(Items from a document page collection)
═══

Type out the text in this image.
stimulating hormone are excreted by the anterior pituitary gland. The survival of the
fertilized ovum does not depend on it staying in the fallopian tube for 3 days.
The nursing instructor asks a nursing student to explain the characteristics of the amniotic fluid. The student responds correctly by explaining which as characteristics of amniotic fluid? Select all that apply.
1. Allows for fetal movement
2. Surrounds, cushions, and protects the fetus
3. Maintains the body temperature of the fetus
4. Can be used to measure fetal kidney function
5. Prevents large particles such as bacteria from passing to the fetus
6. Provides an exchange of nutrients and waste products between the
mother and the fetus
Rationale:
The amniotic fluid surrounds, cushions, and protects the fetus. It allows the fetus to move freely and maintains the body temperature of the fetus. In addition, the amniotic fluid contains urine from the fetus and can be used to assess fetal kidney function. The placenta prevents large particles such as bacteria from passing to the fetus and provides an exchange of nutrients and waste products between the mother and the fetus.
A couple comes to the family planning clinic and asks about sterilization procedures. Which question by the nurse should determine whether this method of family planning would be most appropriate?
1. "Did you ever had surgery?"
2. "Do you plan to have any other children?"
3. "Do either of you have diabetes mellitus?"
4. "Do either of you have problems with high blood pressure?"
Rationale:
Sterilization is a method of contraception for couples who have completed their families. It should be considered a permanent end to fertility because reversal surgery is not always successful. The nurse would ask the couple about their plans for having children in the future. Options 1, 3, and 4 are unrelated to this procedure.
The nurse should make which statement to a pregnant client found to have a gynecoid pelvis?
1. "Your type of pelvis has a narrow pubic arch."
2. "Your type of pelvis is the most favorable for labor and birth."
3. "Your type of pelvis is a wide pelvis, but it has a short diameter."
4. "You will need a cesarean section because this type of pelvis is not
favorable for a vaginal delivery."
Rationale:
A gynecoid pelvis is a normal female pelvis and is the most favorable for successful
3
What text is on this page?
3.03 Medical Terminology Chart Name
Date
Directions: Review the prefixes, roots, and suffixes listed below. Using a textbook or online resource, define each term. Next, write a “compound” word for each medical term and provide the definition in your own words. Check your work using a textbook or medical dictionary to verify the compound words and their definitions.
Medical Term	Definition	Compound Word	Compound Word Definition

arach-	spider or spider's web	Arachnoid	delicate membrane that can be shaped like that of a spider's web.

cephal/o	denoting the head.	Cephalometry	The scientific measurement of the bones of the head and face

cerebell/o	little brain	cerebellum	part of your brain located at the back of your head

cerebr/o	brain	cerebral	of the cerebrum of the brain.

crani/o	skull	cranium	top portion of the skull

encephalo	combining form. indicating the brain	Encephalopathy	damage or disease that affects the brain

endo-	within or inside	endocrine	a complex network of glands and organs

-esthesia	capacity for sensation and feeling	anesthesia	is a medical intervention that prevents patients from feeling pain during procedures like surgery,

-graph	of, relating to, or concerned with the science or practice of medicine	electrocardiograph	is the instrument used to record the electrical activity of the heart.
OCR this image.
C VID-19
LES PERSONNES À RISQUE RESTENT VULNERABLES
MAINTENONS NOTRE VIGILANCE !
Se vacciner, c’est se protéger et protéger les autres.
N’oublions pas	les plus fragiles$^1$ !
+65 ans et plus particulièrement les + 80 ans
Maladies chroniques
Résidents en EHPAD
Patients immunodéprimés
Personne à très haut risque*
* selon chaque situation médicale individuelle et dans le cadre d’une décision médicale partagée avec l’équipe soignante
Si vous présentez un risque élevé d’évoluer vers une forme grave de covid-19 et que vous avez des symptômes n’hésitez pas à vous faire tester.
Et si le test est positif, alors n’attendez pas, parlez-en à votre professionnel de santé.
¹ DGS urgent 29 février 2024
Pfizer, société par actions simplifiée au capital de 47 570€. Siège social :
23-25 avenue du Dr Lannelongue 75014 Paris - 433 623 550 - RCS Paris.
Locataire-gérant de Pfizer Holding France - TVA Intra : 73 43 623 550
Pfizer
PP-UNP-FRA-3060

═══

Each line that holds the word "used" should be extracted from the records.

4. Can be used to measure fetal kidney function
The amniotic fluid surrounds, cushions, and protects the fetus. It allows the fetus to move freely and maintains the body temperature of the fetus. In addition, the amniotic fluid contains urine from the fetus and can be used to assess fetal kidney function. The placenta prevents large particles such as bacteria from passing to the fetus and provides an exchange of nutrients and waste products between the mother and the fetus.
-graph	of, relating to, or concerned with the science or practice of medicine	electrocardiograph	is the instrument used to record the electrical activity of the heart.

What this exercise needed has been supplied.